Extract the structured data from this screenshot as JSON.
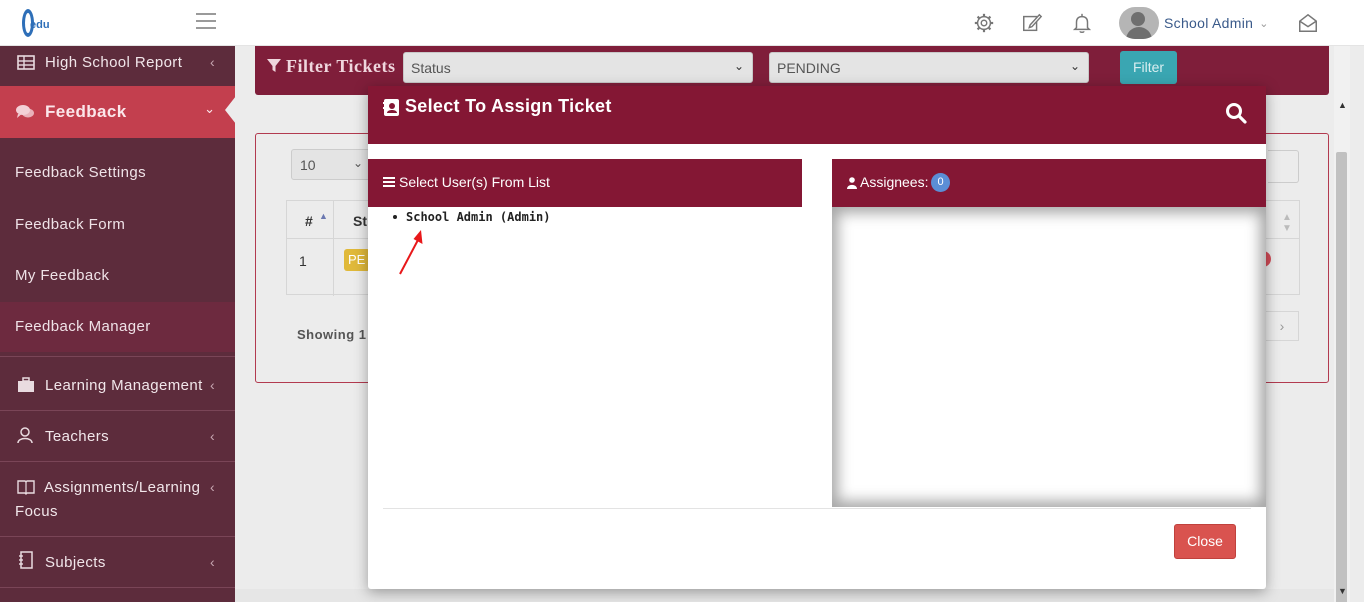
{
  "topbar": {
    "user_name": "School Admin"
  },
  "sidebar": {
    "items": [
      {
        "label": "High School Report"
      },
      {
        "label": "Feedback"
      },
      {
        "label": "Learning Management"
      },
      {
        "label": "Teachers"
      },
      {
        "label": "Assignments/Learning"
      },
      {
        "label": "Subjects"
      }
    ],
    "assignments_line2": "Focus",
    "feedback_sub": [
      {
        "label": "Feedback Settings"
      },
      {
        "label": "Feedback Form"
      },
      {
        "label": "My Feedback"
      },
      {
        "label": "Feedback Manager"
      }
    ]
  },
  "filter": {
    "title": "Filter Tickets",
    "status_select": "Status",
    "value_select": "PENDING",
    "button": "Filter"
  },
  "table": {
    "length": "10",
    "col_num": "#",
    "col_status": "St",
    "row_num": "1",
    "row_badge": "PE",
    "showing": "Showing 1"
  },
  "modal": {
    "title": "Select To Assign Ticket",
    "left_panel": "Select User(s) From List",
    "right_panel": "Assignees:",
    "assignee_count": "0",
    "users": [
      "School Admin (Admin)"
    ],
    "close": "Close"
  },
  "colors": {
    "sidebar": "#5d2c3c",
    "accent": "#841734",
    "feedback_active": "#c33f4e",
    "filter_button": "#3aa6b2",
    "close_button": "#d9534f"
  }
}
┄┄┄┄┄┄
**Work required**
Scan the entries above for the word "Admin" and collect each line holding it.

**Output of the exercise**
    "user_name": "School Admin"
      "School Admin (Admin)"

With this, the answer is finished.